## REQUIRED TASK
Would you write out the listing verbatim and skip every picture in it?

===== RECORDS

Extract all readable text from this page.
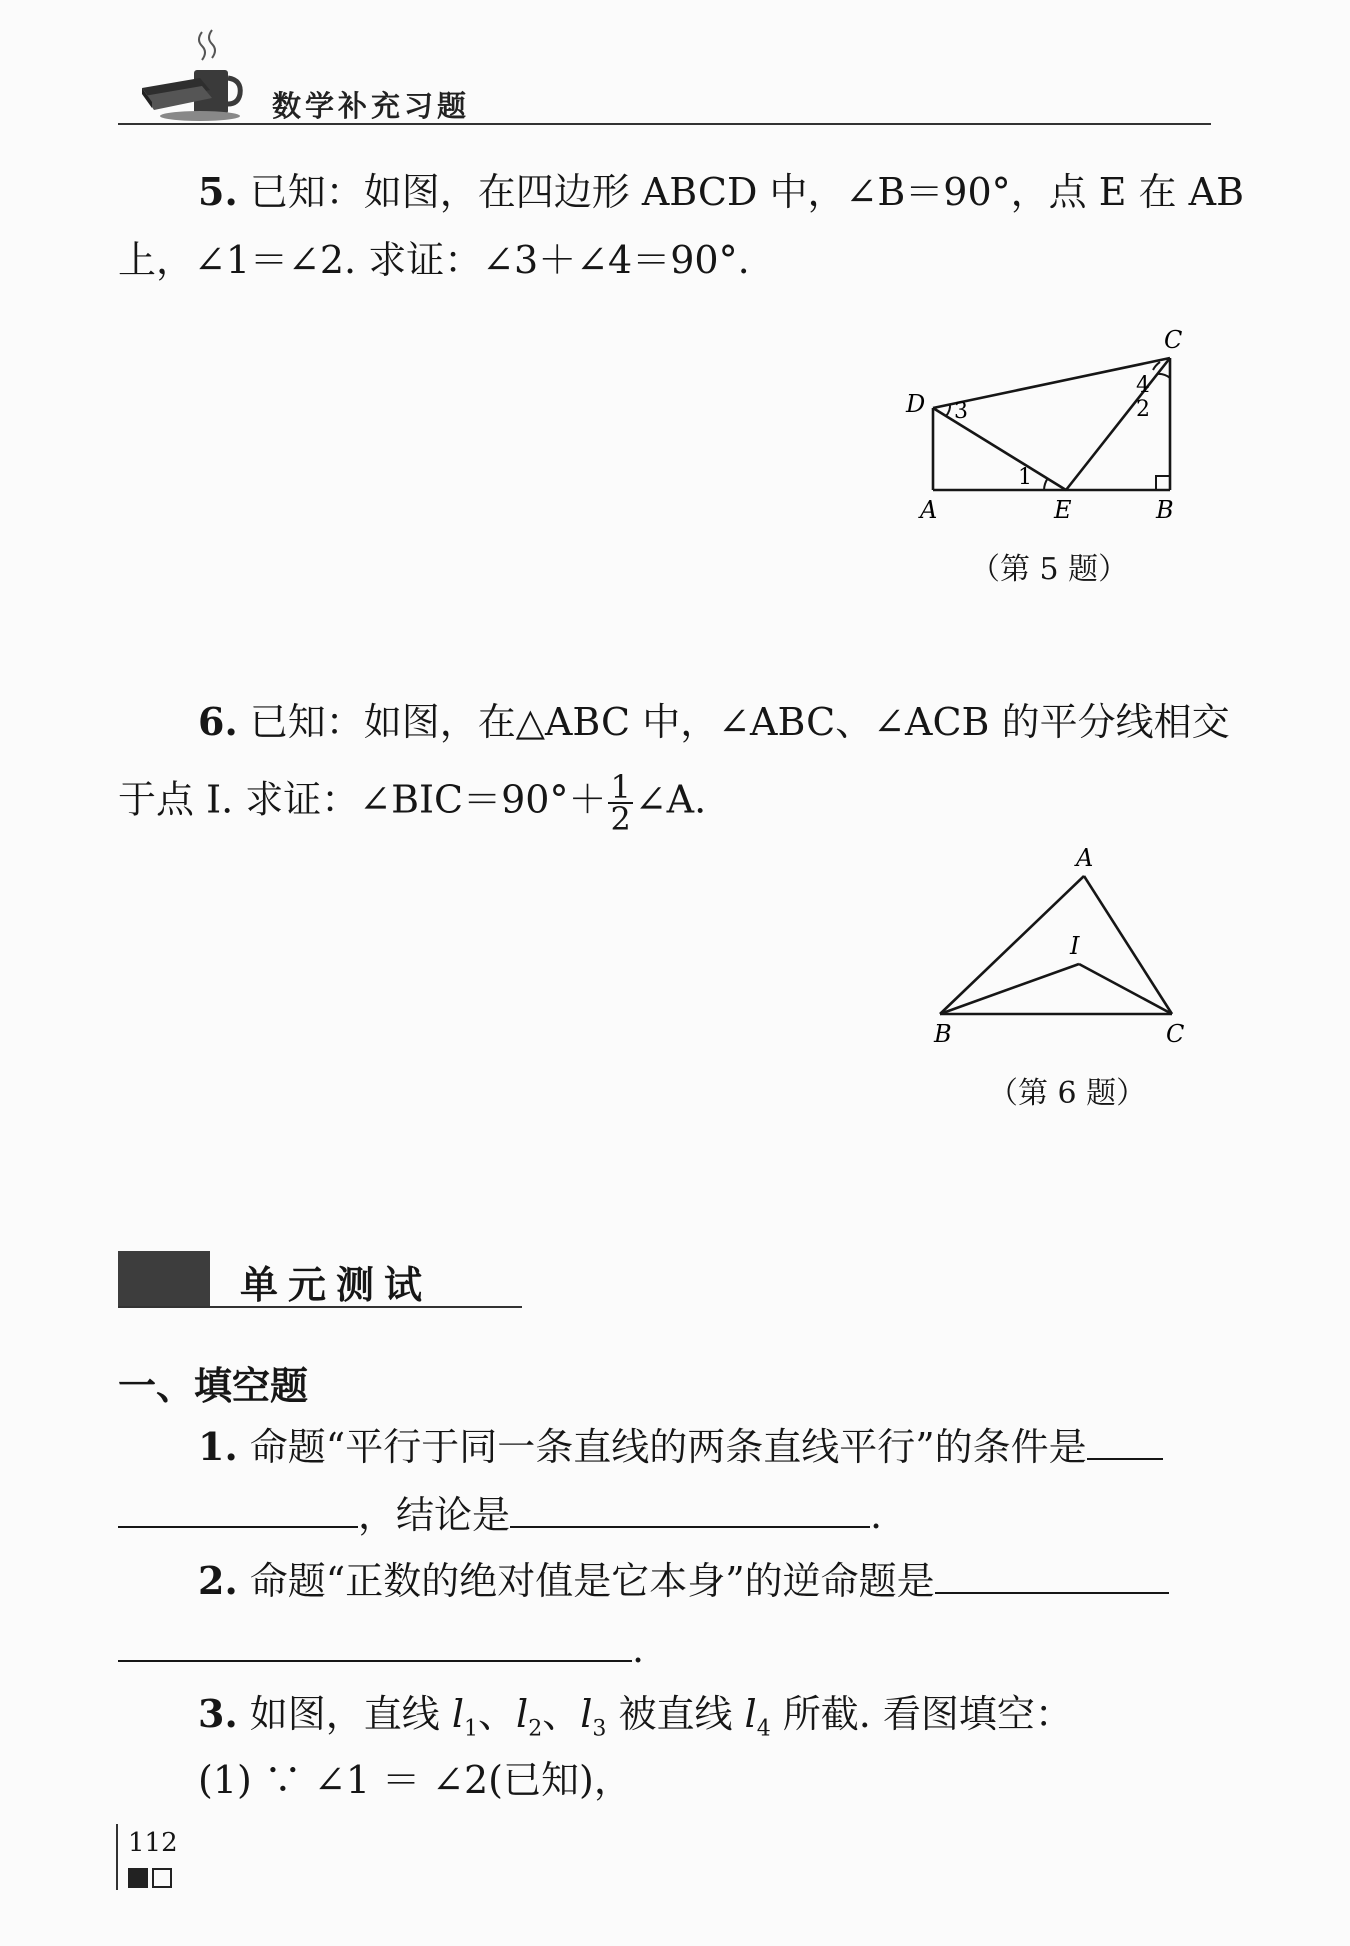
数学补充习题
5. 已知：如图，在四边形 ABCD 中，∠B＝90°，点 E 在 AB
上，∠1＝∠2. 求证：∠3＋∠4＝90°.
D
A	E	B
C
3
1
4
2
（第 5 题）
6. 已知：如图，在△ABC 中，∠ABC、∠ACB 的平分线相交
于点 I. 求证：∠BIC＝90°＋ $\frac{1}{2}$ ∠A.
A
I
B	C
（第 6 题）
单元测试
一、填空题
1. 命题“平行于同一条直线的两条直线平行”的条件是
，结论是	.
2. 命题“正数的绝对值是它本身”的逆命题是
.
3. 如图，直线 $l_1$、$l_2$、$l_3$ 被直线 $l_4$ 所截. 看图填空：
(1) ∵ ∠1 ＝ ∠2(已知)，
112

==========

## THE REPLY
Extract all readable text from this page.
数学补充习题
5. 已知：如图，在四边形 ABCD 中，∠B＝90°，点 E 在 AB
上，∠1＝∠2. 求证：∠3＋∠4＝90°.
D
A	E	B
C
3
1
4
2
（第 5 题）
6. 已知：如图，在△ABC 中，∠ABC、∠ACB 的平分线相交
于点 I. 求证：∠BIC＝90°＋ $\frac{1}{2}$ ∠A.
A
I
B	C
（第 6 题）
单元测试
一、填空题
1. 命题“平行于同一条直线的两条直线平行”的条件是
，结论是	.
2. 命题“正数的绝对值是它本身”的逆命题是
.
3. 如图，直线 $l_1$、$l_2$、$l_3$ 被直线 $l_4$ 所截. 看图填空：
(1) ∵ ∠1 ＝ ∠2(已知)，
112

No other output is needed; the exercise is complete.